## START RECORDED INFORMATION

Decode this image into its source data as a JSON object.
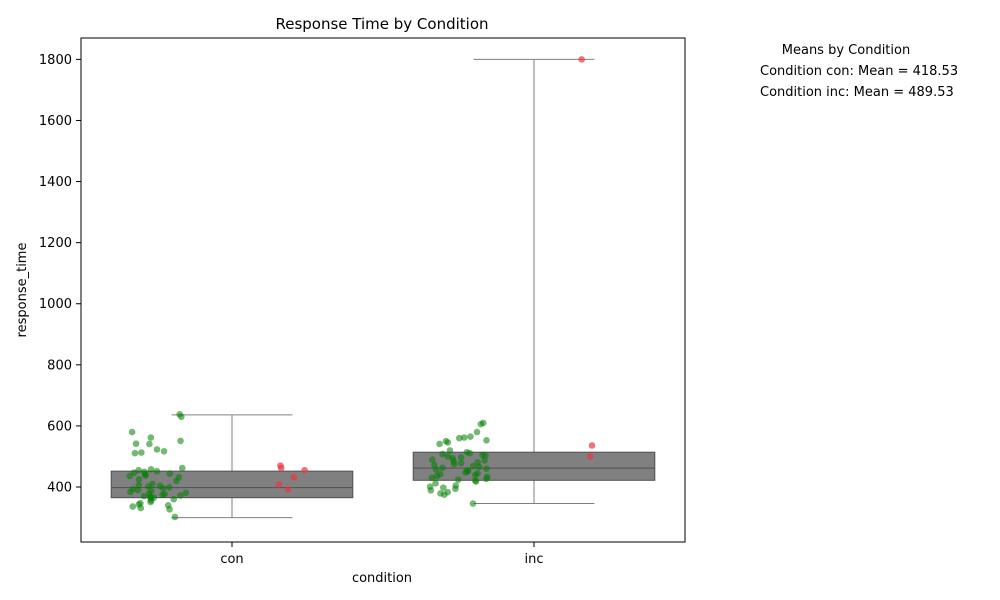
{
  "chart_data": {
    "type": "box",
    "title": "Response Time by Condition",
    "xlabel": "condition",
    "ylabel": "response_time",
    "categories": [
      "con",
      "inc"
    ],
    "ylim": [
      220,
      1870
    ],
    "y_ticks": [
      400,
      600,
      800,
      1000,
      1200,
      1400,
      1600,
      1800
    ],
    "grid": false,
    "box_color": "#808080",
    "point_color_green": "#008000",
    "point_color_red": "#e8383d",
    "boxes": [
      {
        "category": "con",
        "whisker_low": 300,
        "q1": 365,
        "median": 398,
        "q3": 452,
        "whisker_high": 636
      },
      {
        "category": "inc",
        "whisker_low": 346,
        "q1": 422,
        "median": 462,
        "q3": 514,
        "whisker_high": 1800
      }
    ],
    "points_green": [
      {
        "category": "con",
        "values": [
          638,
          630,
          580,
          562,
          551,
          542,
          541,
          523,
          517,
          513,
          511,
          462,
          458,
          455,
          452,
          450,
          447,
          444,
          441,
          438,
          436,
          432,
          425,
          420,
          410,
          406,
          404,
          402,
          399,
          396,
          393,
          390,
          387,
          384,
          381,
          379,
          377,
          375,
          372,
          370,
          368,
          365,
          363,
          360,
          356,
          351,
          347,
          343,
          340,
          336,
          331,
          327,
          302
        ]
      },
      {
        "category": "inc",
        "values": [
          610,
          606,
          580,
          565,
          562,
          560,
          553,
          550,
          546,
          541,
          520,
          514,
          511,
          508,
          505,
          503,
          500,
          497,
          494,
          490,
          487,
          484,
          481,
          478,
          475,
          472,
          469,
          466,
          463,
          460,
          457,
          454,
          451,
          448,
          445,
          442,
          439,
          436,
          433,
          430,
          427,
          424,
          421,
          418,
          412,
          405,
          401,
          398,
          394,
          389,
          383,
          379,
          375,
          346
        ]
      }
    ],
    "points_red": [
      {
        "category": "con",
        "values": [
          470,
          462,
          455,
          432,
          408,
          392
        ]
      },
      {
        "category": "inc",
        "values": [
          1800,
          536,
          500
        ]
      }
    ],
    "legend_title": "Means by Condition",
    "means": [
      {
        "label": "Condition con: Mean = 418.53"
      },
      {
        "label": "Condition inc: Mean = 489.53"
      }
    ]
  }
}
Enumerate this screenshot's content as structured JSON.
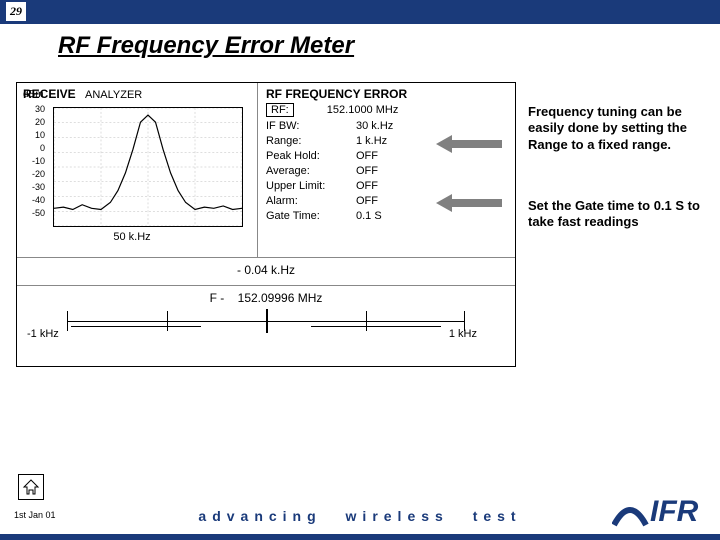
{
  "slide_number": "29",
  "title": "RF Frequency Error Meter",
  "screenshot": {
    "mode": "RECEIVE",
    "analyzer_label": "ANALYZER",
    "y_unit": "dBm",
    "y_ticks": [
      "30",
      "20",
      "10",
      "0",
      "-10",
      "-20",
      "-30",
      "-40",
      "-50"
    ],
    "x_span": "50 k.Hz",
    "panel_title": "RF FREQUENCY ERROR",
    "rf_label": "RF:",
    "rf_value": "152.1000 MHz",
    "params": [
      {
        "k": "IF BW:",
        "v": "30 k.Hz"
      },
      {
        "k": "Range:",
        "v": "1 k.Hz"
      },
      {
        "k": "Peak Hold:",
        "v": "OFF"
      },
      {
        "k": "Average:",
        "v": "OFF"
      },
      {
        "k": "Upper Limit:",
        "v": "OFF"
      },
      {
        "k": "Alarm:",
        "v": "OFF"
      },
      {
        "k": "Gate Time:",
        "v": "0.1 S"
      }
    ],
    "error_readout": "- 0.04 k.Hz",
    "freq_readout_prefix": "F -",
    "freq_readout": "152.09996 MHz",
    "meter_left": "-1 kHz",
    "meter_right": "1 kHz",
    "spectrum": {
      "grid_color": "#bbbbbb",
      "line_color": "#000000",
      "points": [
        [
          0,
          0.85
        ],
        [
          0.05,
          0.84
        ],
        [
          0.1,
          0.86
        ],
        [
          0.15,
          0.82
        ],
        [
          0.2,
          0.85
        ],
        [
          0.25,
          0.86
        ],
        [
          0.3,
          0.8
        ],
        [
          0.34,
          0.7
        ],
        [
          0.38,
          0.55
        ],
        [
          0.42,
          0.35
        ],
        [
          0.46,
          0.12
        ],
        [
          0.5,
          0.06
        ],
        [
          0.54,
          0.12
        ],
        [
          0.58,
          0.35
        ],
        [
          0.62,
          0.55
        ],
        [
          0.66,
          0.7
        ],
        [
          0.7,
          0.8
        ],
        [
          0.75,
          0.86
        ],
        [
          0.8,
          0.84
        ],
        [
          0.85,
          0.85
        ],
        [
          0.9,
          0.83
        ],
        [
          0.95,
          0.86
        ],
        [
          1.0,
          0.85
        ]
      ]
    }
  },
  "notes": {
    "note1": "Frequency tuning can be easily done by setting the Range to a fixed range.",
    "note2": "Set the Gate time to 0.1 S to take fast readings"
  },
  "arrows": {
    "color": "#808080"
  },
  "footer": {
    "date": "1st Jan 01",
    "tagline": "advancing wireless test"
  },
  "brand_color": "#1a3a7a"
}
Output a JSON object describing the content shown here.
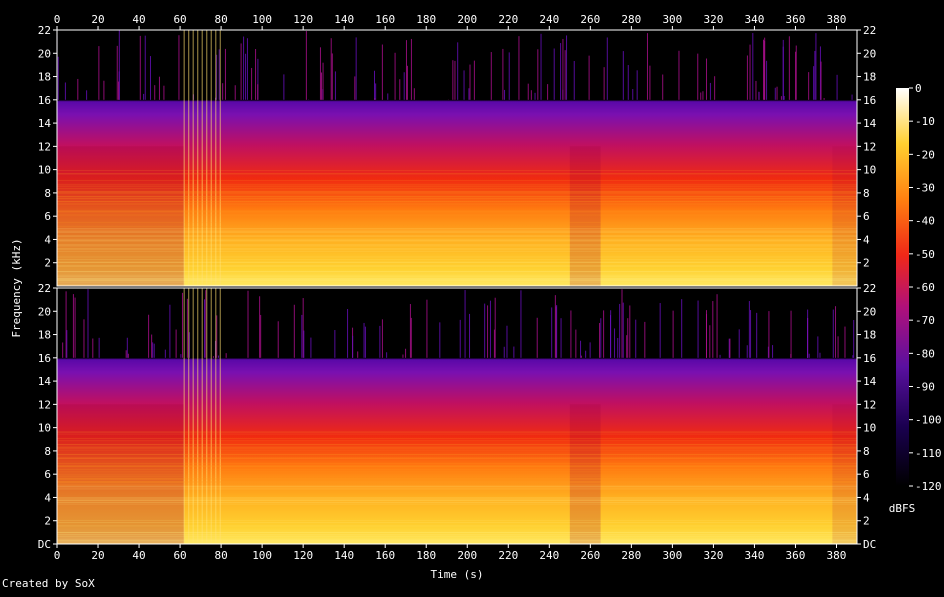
{
  "chart_data": {
    "type": "heatmap",
    "title": "",
    "xlabel": "Time (s)",
    "ylabel": "Frequency (kHz)",
    "colorbar_label": "dBFS",
    "xlim": [
      0,
      390
    ],
    "ylim": [
      0,
      22
    ],
    "x_ticks": [
      "0",
      "20",
      "40",
      "60",
      "80",
      "100",
      "120",
      "140",
      "160",
      "180",
      "200",
      "220",
      "240",
      "260",
      "280",
      "300",
      "320",
      "340",
      "360",
      "380"
    ],
    "y_ticks_top_channel": [
      "2",
      "4",
      "6",
      "8",
      "10",
      "12",
      "14",
      "16",
      "18",
      "20",
      "22"
    ],
    "y_ticks_bottom_channel": [
      "DC",
      "2",
      "4",
      "6",
      "8",
      "10",
      "12",
      "14",
      "16",
      "18",
      "20",
      "22"
    ],
    "colorbar_ticks": [
      "0",
      "-10",
      "-20",
      "-30",
      "-40",
      "-50",
      "-60",
      "-70",
      "-80",
      "-90",
      "-100",
      "-110",
      "-120"
    ],
    "colorbar_range_dbfs": [
      -120,
      0
    ],
    "channels": 2,
    "lowpass_cutoff_khz": 16,
    "notes_visible_segments": [
      {
        "t_start": 0,
        "t_end": 62,
        "level": "quieter intro"
      },
      {
        "t_start": 62,
        "t_end": 80,
        "level": "transient bursts"
      },
      {
        "t_start": 80,
        "t_end": 250,
        "level": "loud"
      },
      {
        "t_start": 250,
        "t_end": 265,
        "level": "dip"
      },
      {
        "t_start": 265,
        "t_end": 378,
        "level": "loud"
      },
      {
        "t_start": 378,
        "t_end": 390,
        "level": "fade"
      }
    ]
  },
  "credit": "Created by SoX"
}
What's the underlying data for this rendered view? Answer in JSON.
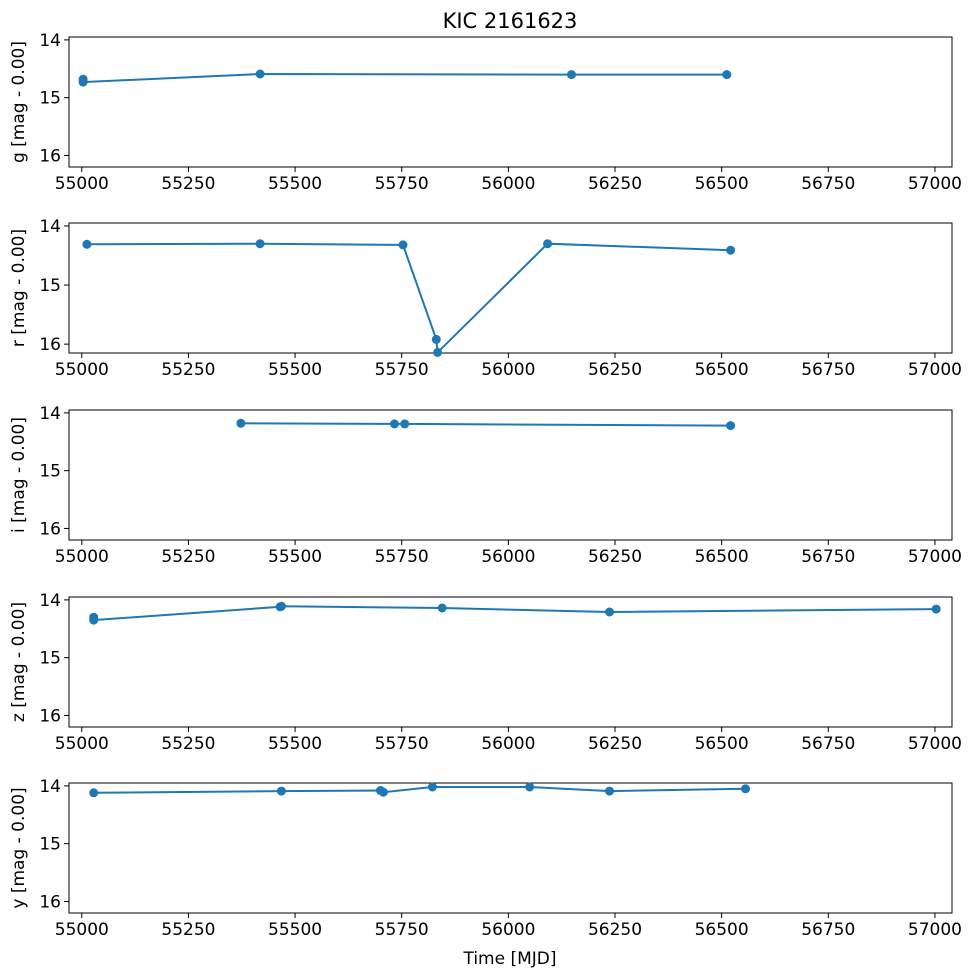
{
  "title": "KIC 2161623",
  "xlabel": "Time [MJD]",
  "color": "#1f77b4",
  "chart_data": [
    {
      "type": "line",
      "band": "g",
      "ylabel": "g [mag - 0.00]",
      "xlim": [
        54970,
        57040
      ],
      "ylim": [
        16.2,
        13.95
      ],
      "inverted_y": true,
      "x_ticks": [
        55000,
        55250,
        55500,
        55750,
        56000,
        56250,
        56500,
        56750,
        57000
      ],
      "y_ticks": [
        14,
        15,
        16
      ],
      "grid": false,
      "series": [
        {
          "x": [
            55003,
            55003,
            55418,
            56148,
            56512
          ],
          "y": [
            14.68,
            14.73,
            14.59,
            14.6,
            14.6
          ]
        }
      ]
    },
    {
      "type": "line",
      "band": "r",
      "ylabel": "r [mag - 0.00]",
      "xlim": [
        54970,
        57040
      ],
      "ylim": [
        16.15,
        13.95
      ],
      "inverted_y": true,
      "x_ticks": [
        55000,
        55250,
        55500,
        55750,
        56000,
        56250,
        56500,
        56750,
        57000
      ],
      "y_ticks": [
        14,
        15,
        16
      ],
      "grid": false,
      "series": [
        {
          "x": [
            55012,
            55418,
            55753,
            55831,
            55834,
            56092,
            56521
          ],
          "y": [
            14.31,
            14.3,
            14.32,
            15.92,
            16.14,
            14.3,
            14.41
          ]
        }
      ]
    },
    {
      "type": "line",
      "band": "i",
      "ylabel": "i [mag - 0.00]",
      "xlim": [
        54970,
        57040
      ],
      "ylim": [
        16.2,
        13.95
      ],
      "inverted_y": true,
      "x_ticks": [
        55000,
        55250,
        55500,
        55750,
        56000,
        56250,
        56500,
        56750,
        57000
      ],
      "y_ticks": [
        14,
        15,
        16
      ],
      "grid": false,
      "series": [
        {
          "x": [
            55373,
            55733,
            55757,
            56521
          ],
          "y": [
            14.18,
            14.19,
            14.19,
            14.22
          ]
        }
      ]
    },
    {
      "type": "line",
      "band": "z",
      "ylabel": "z [mag - 0.00]",
      "xlim": [
        54970,
        57040
      ],
      "ylim": [
        16.2,
        13.95
      ],
      "inverted_y": true,
      "x_ticks": [
        55000,
        55250,
        55500,
        55750,
        56000,
        56250,
        56500,
        56750,
        57000
      ],
      "y_ticks": [
        14,
        15,
        16
      ],
      "grid": false,
      "series": [
        {
          "x": [
            55028,
            55028,
            55465,
            55468,
            55845,
            56237,
            57003
          ],
          "y": [
            14.3,
            14.35,
            14.12,
            14.11,
            14.14,
            14.21,
            14.16
          ]
        }
      ]
    },
    {
      "type": "line",
      "band": "y",
      "ylabel": "y [mag - 0.00]",
      "xlim": [
        54970,
        57040
      ],
      "ylim": [
        16.2,
        13.95
      ],
      "inverted_y": true,
      "x_ticks": [
        55000,
        55250,
        55500,
        55750,
        56000,
        56250,
        56500,
        56750,
        57000
      ],
      "y_ticks": [
        14,
        15,
        16
      ],
      "grid": false,
      "series": [
        {
          "x": [
            55028,
            55468,
            55700,
            55707,
            55822,
            56050,
            56237,
            56556
          ],
          "y": [
            14.12,
            14.09,
            14.08,
            14.11,
            14.02,
            14.02,
            14.09,
            14.05
          ]
        }
      ]
    }
  ]
}
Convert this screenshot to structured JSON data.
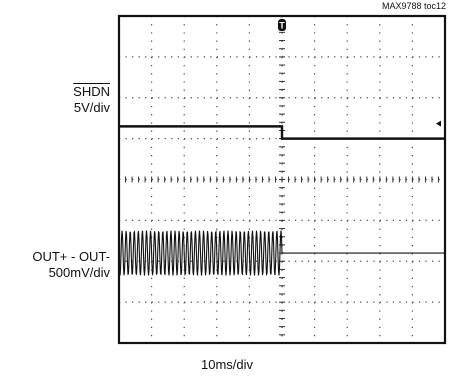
{
  "figure_id": "MAX9788 toc12",
  "chart_data": {
    "type": "line",
    "instrument": "oscilloscope",
    "grid": true,
    "divisions": {
      "x": 10,
      "y": 8
    },
    "trigger_marker": "T",
    "xlabel": "10ms/div",
    "channels": [
      {
        "name": "SHDN",
        "scale": "5V/div",
        "waveform": "step",
        "high_div": 5.3,
        "low_div": 5.0,
        "transition_div": 5.0
      },
      {
        "name": "OUT+ - OUT-",
        "scale": "500mV/div",
        "waveform": "burst",
        "baseline_div": 2.2,
        "amplitude_div": 0.55,
        "cycles": 40,
        "stop_div": 5.0
      }
    ]
  }
}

## END RECORDED INFORMATION

Looking at the material above, count the lines that hold "this" and give the total alone.

◆ THE RESULT ◆
4